(TO DO)
Every line of the records below should be restated exactly.

(RECORDS PROVIDED)
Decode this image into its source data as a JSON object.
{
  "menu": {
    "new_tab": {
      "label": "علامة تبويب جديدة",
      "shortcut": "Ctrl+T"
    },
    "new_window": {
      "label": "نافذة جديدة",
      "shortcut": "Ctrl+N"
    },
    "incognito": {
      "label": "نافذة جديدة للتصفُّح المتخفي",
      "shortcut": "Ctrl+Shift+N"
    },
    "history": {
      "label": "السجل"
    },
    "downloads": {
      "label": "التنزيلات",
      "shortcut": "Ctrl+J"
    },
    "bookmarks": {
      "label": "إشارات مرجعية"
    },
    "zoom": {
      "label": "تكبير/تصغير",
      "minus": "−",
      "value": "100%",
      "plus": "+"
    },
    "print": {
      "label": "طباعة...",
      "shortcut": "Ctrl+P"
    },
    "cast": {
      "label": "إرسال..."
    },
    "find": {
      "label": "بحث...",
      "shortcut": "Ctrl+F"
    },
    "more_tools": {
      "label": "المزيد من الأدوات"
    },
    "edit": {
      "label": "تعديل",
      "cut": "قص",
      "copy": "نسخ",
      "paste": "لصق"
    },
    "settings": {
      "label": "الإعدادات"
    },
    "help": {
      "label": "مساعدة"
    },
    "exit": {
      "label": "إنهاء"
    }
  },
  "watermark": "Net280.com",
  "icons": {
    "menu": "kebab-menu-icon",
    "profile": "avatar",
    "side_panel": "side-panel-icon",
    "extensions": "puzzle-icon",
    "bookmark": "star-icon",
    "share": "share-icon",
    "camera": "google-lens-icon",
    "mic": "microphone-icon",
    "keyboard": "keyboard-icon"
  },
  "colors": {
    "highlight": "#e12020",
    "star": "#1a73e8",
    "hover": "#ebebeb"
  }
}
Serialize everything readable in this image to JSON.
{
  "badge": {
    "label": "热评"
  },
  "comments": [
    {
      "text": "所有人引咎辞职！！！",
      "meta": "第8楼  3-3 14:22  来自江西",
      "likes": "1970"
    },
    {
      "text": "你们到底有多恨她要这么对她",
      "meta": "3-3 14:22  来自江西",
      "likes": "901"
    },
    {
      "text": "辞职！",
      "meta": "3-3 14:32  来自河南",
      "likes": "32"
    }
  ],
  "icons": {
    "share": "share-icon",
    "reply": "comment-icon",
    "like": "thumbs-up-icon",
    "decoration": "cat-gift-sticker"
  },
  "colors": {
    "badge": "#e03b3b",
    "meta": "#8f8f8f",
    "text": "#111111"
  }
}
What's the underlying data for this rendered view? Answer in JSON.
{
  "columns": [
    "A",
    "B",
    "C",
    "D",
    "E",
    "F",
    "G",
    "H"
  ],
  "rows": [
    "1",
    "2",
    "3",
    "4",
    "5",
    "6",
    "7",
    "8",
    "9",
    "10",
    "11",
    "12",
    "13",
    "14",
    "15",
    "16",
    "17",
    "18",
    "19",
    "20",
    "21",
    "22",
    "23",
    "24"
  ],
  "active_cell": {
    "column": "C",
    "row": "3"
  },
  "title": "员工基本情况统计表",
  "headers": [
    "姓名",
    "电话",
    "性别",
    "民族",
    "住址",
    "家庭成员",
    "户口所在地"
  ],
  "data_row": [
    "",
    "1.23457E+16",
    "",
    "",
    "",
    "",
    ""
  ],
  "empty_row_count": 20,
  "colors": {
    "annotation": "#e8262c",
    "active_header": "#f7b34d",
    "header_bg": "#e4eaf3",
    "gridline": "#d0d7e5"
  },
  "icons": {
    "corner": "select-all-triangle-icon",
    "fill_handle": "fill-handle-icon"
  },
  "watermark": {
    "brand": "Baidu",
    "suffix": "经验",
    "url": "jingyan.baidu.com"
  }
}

(EXERCISE OUTPUT)
Decode this image into its source data as a JSON object.
{
  "menu": {
    "new_tab": {
      "label": "علامة تبويب جديدة",
      "shortcut": "Ctrl+T"
    },
    "new_window": {
      "label": "نافذة جديدة",
      "shortcut": "Ctrl+N"
    },
    "incognito": {
      "label": "نافذة جديدة للتصفُّح المتخفي",
      "shortcut": "Ctrl+Shift+N"
    },
    "history": {
      "label": "السجل"
    },
    "downloads": {
      "label": "التنزيلات",
      "shortcut": "Ctrl+J"
    },
    "bookmarks": {
      "label": "إشارات مرجعية"
    },
    "zoom": {
      "label": "تكبير/تصغير",
      "minus": "−",
      "value": "100%",
      "plus": "+"
    },
    "print": {
      "label": "طباعة...",
      "shortcut": "Ctrl+P"
    },
    "cast": {
      "label": "إرسال..."
    },
    "find": {
      "label": "بحث...",
      "shortcut": "Ctrl+F"
    },
    "more_tools": {
      "label": "المزيد من الأدوات"
    },
    "edit": {
      "label": "تعديل",
      "cut": "قص",
      "copy": "نسخ",
      "paste": "لصق"
    },
    "settings": {
      "label": "الإعدادات"
    },
    "help": {
      "label": "مساعدة"
    },
    "exit": {
      "label": "إنهاء"
    }
  },
  "watermark": "Net280.com",
  "icons": {
    "menu": "kebab-menu-icon",
    "profile": "avatar",
    "side_panel": "side-panel-icon",
    "extensions": "puzzle-icon",
    "bookmark": "star-icon",
    "share": "share-icon",
    "camera": "google-lens-icon",
    "mic": "microphone-icon",
    "keyboard": "keyboard-icon"
  },
  "colors": {
    "highlight": "#e12020",
    "star": "#1a73e8",
    "hover": "#ebebeb"
  }
}
Serialize everything readable in this image to JSON.
{
  "badge": {
    "label": "热评"
  },
  "comments": [
    {
      "text": "所有人引咎辞职！！！",
      "meta": "第8楼  3-3 14:22  来自江西",
      "likes": "1970"
    },
    {
      "text": "你们到底有多恨她要这么对她",
      "meta": "3-3 14:22  来自江西",
      "likes": "901"
    },
    {
      "text": "辞职！",
      "meta": "3-3 14:32  来自河南",
      "likes": "32"
    }
  ],
  "icons": {
    "share": "share-icon",
    "reply": "comment-icon",
    "like": "thumbs-up-icon",
    "decoration": "cat-gift-sticker"
  },
  "colors": {
    "badge": "#e03b3b",
    "meta": "#8f8f8f",
    "text": "#111111"
  }
}
What's the underlying data for this rendered view? Answer in JSON.
{
  "columns": [
    "A",
    "B",
    "C",
    "D",
    "E",
    "F",
    "G",
    "H"
  ],
  "rows": [
    "1",
    "2",
    "3",
    "4",
    "5",
    "6",
    "7",
    "8",
    "9",
    "10",
    "11",
    "12",
    "13",
    "14",
    "15",
    "16",
    "17",
    "18",
    "19",
    "20",
    "21",
    "22",
    "23",
    "24"
  ],
  "active_cell": {
    "column": "C",
    "row": "3"
  },
  "title": "员工基本情况统计表",
  "headers": [
    "姓名",
    "电话",
    "性别",
    "民族",
    "住址",
    "家庭成员",
    "户口所在地"
  ],
  "data_row": [
    "",
    "1.23457E+16",
    "",
    "",
    "",
    "",
    ""
  ],
  "empty_row_count": 20,
  "colors": {
    "annotation": "#e8262c",
    "active_header": "#f7b34d",
    "header_bg": "#e4eaf3",
    "gridline": "#d0d7e5"
  },
  "icons": {
    "corner": "select-all-triangle-icon",
    "fill_handle": "fill-handle-icon"
  },
  "watermark": {
    "brand": "Baidu",
    "suffix": "经验",
    "url": "jingyan.baidu.com"
  }
}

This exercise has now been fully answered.